__Do this__. Copy out the material below in full, but not its images.

[Records]

==============================

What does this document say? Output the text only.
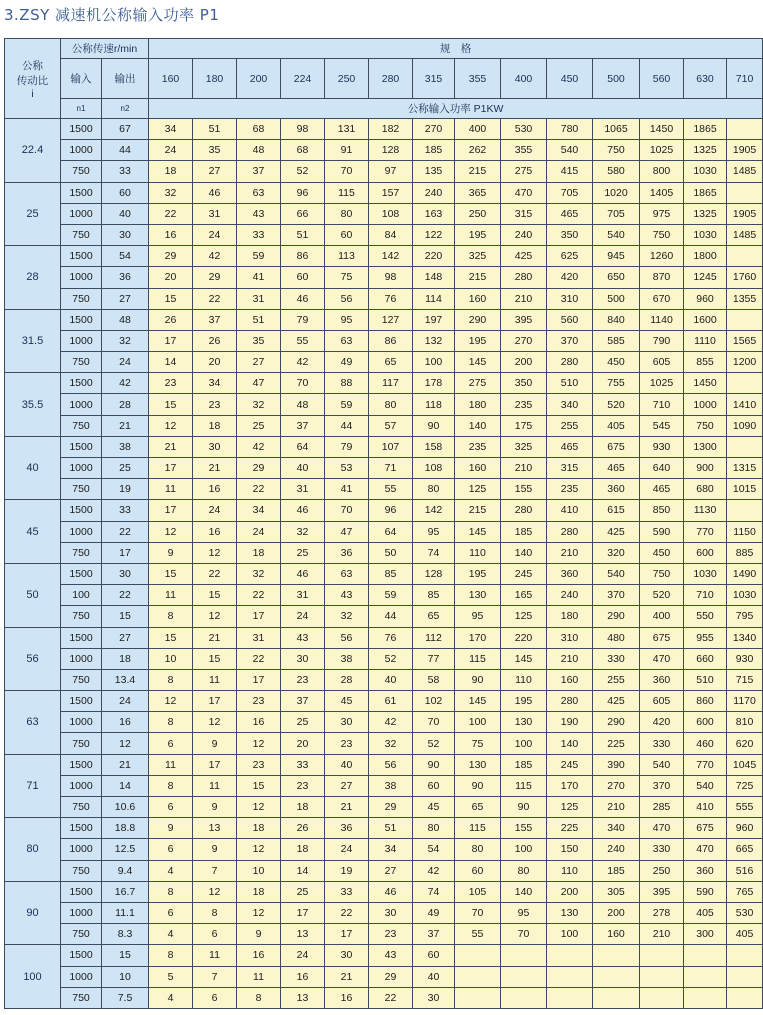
3.ZSY 减速机公称输入功率 P1
公称
传动比
i	公称传速r/min		规　格													
	输入	输出	160	180	200	224	250	280	315	355	400	450	500	560	630	710

	n1	n2	公称输入功率 P1KW													
22.4	1500	67	34	51	68	98	131	182	270	400	530	780	1065	1450	1865	
	1000	44	24	35	48	68	91	128	185	262	355	540	750	1025	1325	1905
	750	33	18	27	37	52	70	97	135	215	275	415	580	800	1030	1485
25	1500	60	32	46	63	96	115	157	240	365	470	705	1020	1405	1865	
	1000	40	22	31	43	66	80	108	163	250	315	465	705	975	1325	1905
	750	30	16	24	33	51	60	84	122	195	240	350	540	750	1030	1485
28	1500	54	29	42	59	86	113	142	220	325	425	625	945	1260	1800	
	1000	36	20	29	41	60	75	98	148	215	280	420	650	870	1245	1760
	750	27	15	22	31	46	56	76	114	160	210	310	500	670	960	1355
31.5	1500	48	26	37	51	79	95	127	197	290	395	560	840	1140	1600	
	1000	32	17	26	35	55	63	86	132	195	270	370	585	790	1110	1565
	750	24	14	20	27	42	49	65	100	145	200	280	450	605	855	1200
35.5	1500	42	23	34	47	70	88	117	178	275	350	510	755	1025	1450	
	1000	28	15	23	32	48	59	80	118	180	235	340	520	710	1000	1410
	750	21	12	18	25	37	44	57	90	140	175	255	405	545	750	1090
40	1500	38	21	30	42	64	79	107	158	235	325	465	675	930	1300	
	1000	25	17	21	29	40	53	71	108	160	210	315	465	640	900	1315
	750	19	11	16	22	31	41	55	80	125	155	235	360	465	680	1015
45	1500	33	17	24	34	46	70	96	142	215	280	410	615	850	1130	
	1000	22	12	16	24	32	47	64	95	145	185	280	425	590	770	1150
	750	17	9	12	18	25	36	50	74	110	140	210	320	450	600	885
50	1500	30	15	22	32	46	63	85	128	195	245	360	540	750	1030	1490
	100	22	11	15	22	31	43	59	85	130	165	240	370	520	710	1030
	750	15	8	12	17	24	32	44	65	95	125	180	290	400	550	795
56	1500	27	15	21	31	43	56	76	112	170	220	310	480	675	955	1340
	1000	18	10	15	22	30	38	52	77	115	145	210	330	470	660	930
	750	13.4	8	11	17	23	28	40	58	90	110	160	255	360	510	715
63	1500	24	12	17	23	37	45	61	102	145	195	280	425	605	860	1170
	1000	16	8	12	16	25	30	42	70	100	130	190	290	420	600	810
	750	12	6	9	12	20	23	32	52	75	100	140	225	330	460	620
71	1500	21	11	17	23	33	40	56	90	130	185	245	390	540	770	1045
	1000	14	8	11	15	23	27	38	60	90	115	170	270	370	540	725
	750	10.6	6	9	12	18	21	29	45	65	90	125	210	285	410	555
80	1500	18.8	9	13	18	26	36	51	80	115	155	225	340	470	675	960
	1000	12.5	6	9	12	18	24	34	54	80	100	150	240	330	470	665
	750	9.4	4	7	10	14	19	27	42	60	80	110	185	250	360	516
90	1500	16.7	8	12	18	25	33	46	74	105	140	200	305	395	590	765
	1000	11.1	6	8	12	17	22	30	49	70	95	130	200	278	405	530
	750	8.3	4	6	9	13	17	23	37	55	70	100	160	210	300	405
100	1500	15	8	11	16	24	30	43	60							
	1000	10	5	7	11	16	21	29	40							
	750	7.5	4	6	8	13	16	22	30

==============================

__Written solution__.
What does this document say? Output the text only.
3.ZSY 减速机公称输入功率 P1
公称
传动比
i	公称传速r/min		规　格													
	输入	输出	160	180	200	224	250	280	315	355	400	450	500	560	630	710

	n1	n2	公称输入功率 P1KW													
22.4	1500	67	34	51	68	98	131	182	270	400	530	780	1065	1450	1865	
	1000	44	24	35	48	68	91	128	185	262	355	540	750	1025	1325	1905
	750	33	18	27	37	52	70	97	135	215	275	415	580	800	1030	1485
25	1500	60	32	46	63	96	115	157	240	365	470	705	1020	1405	1865	
	1000	40	22	31	43	66	80	108	163	250	315	465	705	975	1325	1905
	750	30	16	24	33	51	60	84	122	195	240	350	540	750	1030	1485
28	1500	54	29	42	59	86	113	142	220	325	425	625	945	1260	1800	
	1000	36	20	29	41	60	75	98	148	215	280	420	650	870	1245	1760
	750	27	15	22	31	46	56	76	114	160	210	310	500	670	960	1355
31.5	1500	48	26	37	51	79	95	127	197	290	395	560	840	1140	1600	
	1000	32	17	26	35	55	63	86	132	195	270	370	585	790	1110	1565
	750	24	14	20	27	42	49	65	100	145	200	280	450	605	855	1200
35.5	1500	42	23	34	47	70	88	117	178	275	350	510	755	1025	1450	
	1000	28	15	23	32	48	59	80	118	180	235	340	520	710	1000	1410
	750	21	12	18	25	37	44	57	90	140	175	255	405	545	750	1090
40	1500	38	21	30	42	64	79	107	158	235	325	465	675	930	1300	
	1000	25	17	21	29	40	53	71	108	160	210	315	465	640	900	1315
	750	19	11	16	22	31	41	55	80	125	155	235	360	465	680	1015
45	1500	33	17	24	34	46	70	96	142	215	280	410	615	850	1130	
	1000	22	12	16	24	32	47	64	95	145	185	280	425	590	770	1150
	750	17	9	12	18	25	36	50	74	110	140	210	320	450	600	885
50	1500	30	15	22	32	46	63	85	128	195	245	360	540	750	1030	1490
	100	22	11	15	22	31	43	59	85	130	165	240	370	520	710	1030
	750	15	8	12	17	24	32	44	65	95	125	180	290	400	550	795
56	1500	27	15	21	31	43	56	76	112	170	220	310	480	675	955	1340
	1000	18	10	15	22	30	38	52	77	115	145	210	330	470	660	930
	750	13.4	8	11	17	23	28	40	58	90	110	160	255	360	510	715
63	1500	24	12	17	23	37	45	61	102	145	195	280	425	605	860	1170
	1000	16	8	12	16	25	30	42	70	100	130	190	290	420	600	810
	750	12	6	9	12	20	23	32	52	75	100	140	225	330	460	620
71	1500	21	11	17	23	33	40	56	90	130	185	245	390	540	770	1045
	1000	14	8	11	15	23	27	38	60	90	115	170	270	370	540	725
	750	10.6	6	9	12	18	21	29	45	65	90	125	210	285	410	555
80	1500	18.8	9	13	18	26	36	51	80	115	155	225	340	470	675	960
	1000	12.5	6	9	12	18	24	34	54	80	100	150	240	330	470	665
	750	9.4	4	7	10	14	19	27	42	60	80	110	185	250	360	516
90	1500	16.7	8	12	18	25	33	46	74	105	140	200	305	395	590	765
	1000	11.1	6	8	12	17	22	30	49	70	95	130	200	278	405	530
	750	8.3	4	6	9	13	17	23	37	55	70	100	160	210	300	405
100	1500	15	8	11	16	24	30	43	60							
	1000	10	5	7	11	16	21	29	40							
	750	7.5	4	6	8	13	16	22	30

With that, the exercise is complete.